→ Aim of the exercise: Give back the full listing verbatim, apart from its images.

### Extracted information

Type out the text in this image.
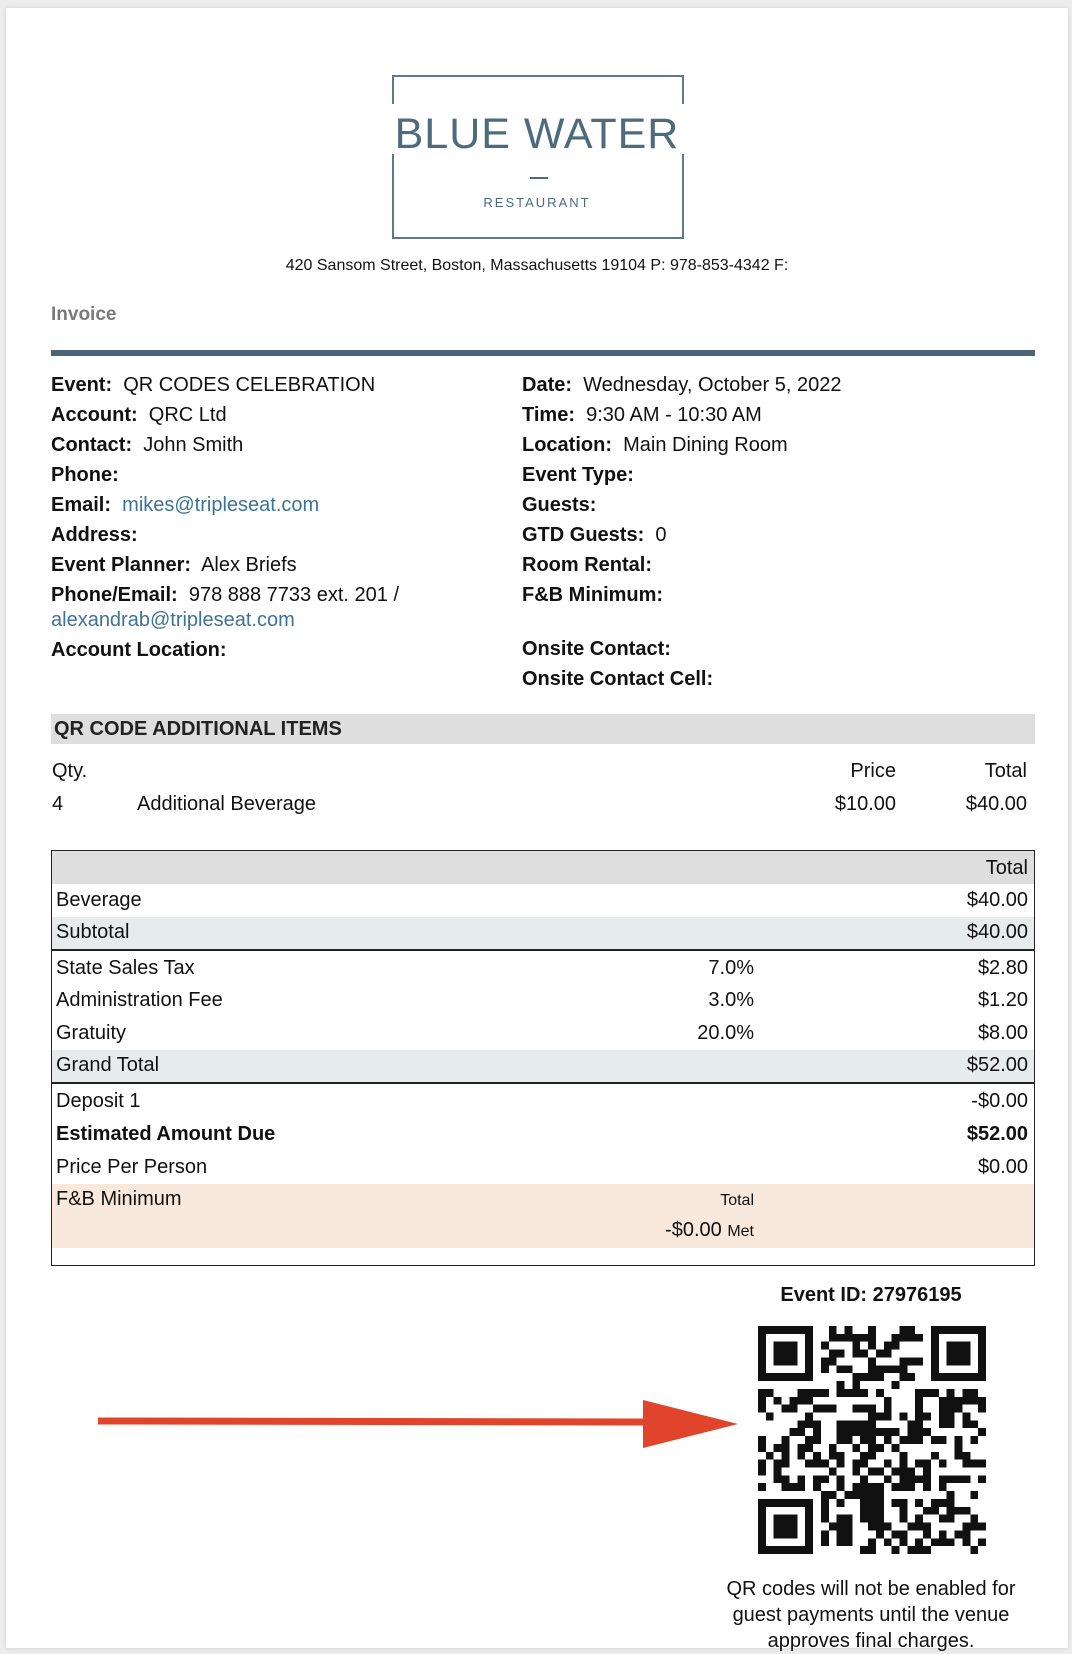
BLUE WATER
RESTAURANT
420 Sansom Street, Boston, Massachusetts 19104 P: 978-853-4342 F:
Invoice
Event: QR CODES CELEBRATION
Account: QRC Ltd
Contact: John Smith
Phone:
Email: mikes@tripleseat.com
Address:
Event Planner: Alex Briefs
Phone/Email: 978 888 7733 ext. 201 /
alexandrab@tripleseat.com
Account Location:
Date: Wednesday, October 5, 2022
Time: 9:30 AM - 10:30 AM
Location: Main Dining Room
Event Type:
Guests:
GTD Guests: 0
Room Rental:
F&B Minimum:
Onsite Contact:
Onsite Contact Cell:
QR CODE ADDITIONAL ITEMS
Qty.	Price	Total
4	Additional Beverage	$10.00	$40.00
Total
Beverage	$40.00
Subtotal	$40.00
State Sales Tax	7.0%	$2.80
Administration Fee	3.0%	$1.20
Gratuity	20.0%	$8.00
Grand Total	$52.00
Deposit 1	-$0.00
Estimated Amount Due	$52.00
Price Per Person	$0.00
F&B Minimum	Total
-$0.00 Met
Event ID: 27976195
QR codes will not be enabled for guest payments until the venue approves final charges.
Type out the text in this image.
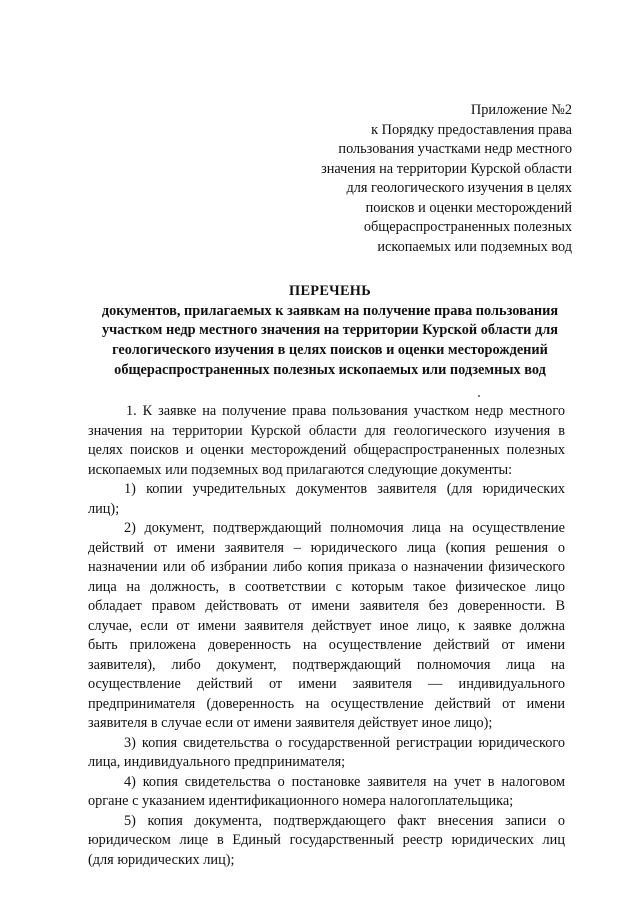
Приложение №2
к Порядку предоставления права
пользования участками недр местного
значения на территории Курской области
для геологического изучения в целях
поисков и оценки месторождений
общераспространенных полезных
ископаемых или подземных вод
ПЕРЕЧЕНЬ
документов, прилагаемых к заявкам на получение права пользования
участком недр местного значения на территории Курской области для
геологического изучения в целях поисков и оценки месторождений
общераспространенных полезных ископаемых или подземных вод
1. К заявке на получение права пользования участком недр местного
значения на территории Курской области для геологического изучения в
целях поисков и оценки месторождений общераспространенных полезных
ископаемых или подземных вод прилагаются следующие документы:
1) копии учредительных документов заявителя (для юридических
лиц);
2) документ, подтверждающий полномочия лица на осуществление
действий от имени заявителя – юридического лица (копия решения о
назначении или об избрании либо копия приказа о назначении физического
лица на должность, в соответствии с которым такое физическое лицо
обладает правом действовать от имени заявителя без доверенности. В
случае, если от имени заявителя действует иное лицо, к заявке должна
быть приложена доверенность на осуществление действий от имени
заявителя), либо документ, подтверждающий полномочия лица на
осуществление действий от имени заявителя –– индивидуального
предпринимателя (доверенность на осуществление действий от имени
заявителя в случае если от имени заявителя действует иное лицо);
3) копия свидетельства о государственной регистрации юридического
лица, индивидуального предпринимателя;
4) копия свидетельства о постановке заявителя на учет в налоговом
органе с указанием идентификационного номера налогоплательщика;
5) копия документа, подтверждающего факт внесения записи о
юридическом лице в Единый государственный реестр юридических лиц
(для юридических лиц);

######

→ Answer for this exercise:
Type out the text in this image.
BLUE WATER
RESTAURANT
420 Sansom Street, Boston, Massachusetts 19104 P: 978-853-4342 F:
Invoice
Event: QR CODES CELEBRATION
Account: QRC Ltd
Contact: John Smith
Phone:
Email: mikes@tripleseat.com
Address:
Event Planner: Alex Briefs
Phone/Email: 978 888 7733 ext. 201 /
alexandrab@tripleseat.com
Account Location:
Date: Wednesday, October 5, 2022
Time: 9:30 AM - 10:30 AM
Location: Main Dining Room
Event Type:
Guests:
GTD Guests: 0
Room Rental:
F&B Minimum:
Onsite Contact:
Onsite Contact Cell:
QR CODE ADDITIONAL ITEMS
Qty.	Price	Total
4	Additional Beverage	$10.00	$40.00
Total
Beverage	$40.00
Subtotal	$40.00
State Sales Tax	7.0%	$2.80
Administration Fee	3.0%	$1.20
Gratuity	20.0%	$8.00
Grand Total	$52.00
Deposit 1	-$0.00
Estimated Amount Due	$52.00
Price Per Person	$0.00
F&B Minimum	Total
-$0.00 Met
Event ID: 27976195
QR codes will not be enabled for guest payments until the venue approves final charges.
Type out the text in this image.
Приложение №2
к Порядку предоставления права
пользования участками недр местного
значения на территории Курской области
для геологического изучения в целях
поисков и оценки месторождений
общераспространенных полезных
ископаемых или подземных вод
ПЕРЕЧЕНЬ
документов, прилагаемых к заявкам на получение права пользования
участком недр местного значения на территории Курской области для
геологического изучения в целях поисков и оценки месторождений
общераспространенных полезных ископаемых или подземных вод
1. К заявке на получение права пользования участком недр местного
значения на территории Курской области для геологического изучения в
целях поисков и оценки месторождений общераспространенных полезных
ископаемых или подземных вод прилагаются следующие документы:
1) копии учредительных документов заявителя (для юридических
лиц);
2) документ, подтверждающий полномочия лица на осуществление
действий от имени заявителя – юридического лица (копия решения о
назначении или об избрании либо копия приказа о назначении физического
лица на должность, в соответствии с которым такое физическое лицо
обладает правом действовать от имени заявителя без доверенности. В
случае, если от имени заявителя действует иное лицо, к заявке должна
быть приложена доверенность на осуществление действий от имени
заявителя), либо документ, подтверждающий полномочия лица на
осуществление действий от имени заявителя –– индивидуального
предпринимателя (доверенность на осуществление действий от имени
заявителя в случае если от имени заявителя действует иное лицо);
3) копия свидетельства о государственной регистрации юридического
лица, индивидуального предпринимателя;
4) копия свидетельства о постановке заявителя на учет в налоговом
органе с указанием идентификационного номера налогоплательщика;
5) копия документа, подтверждающего факт внесения записи о
юридическом лице в Единый государственный реестр юридических лиц
(для юридических лиц);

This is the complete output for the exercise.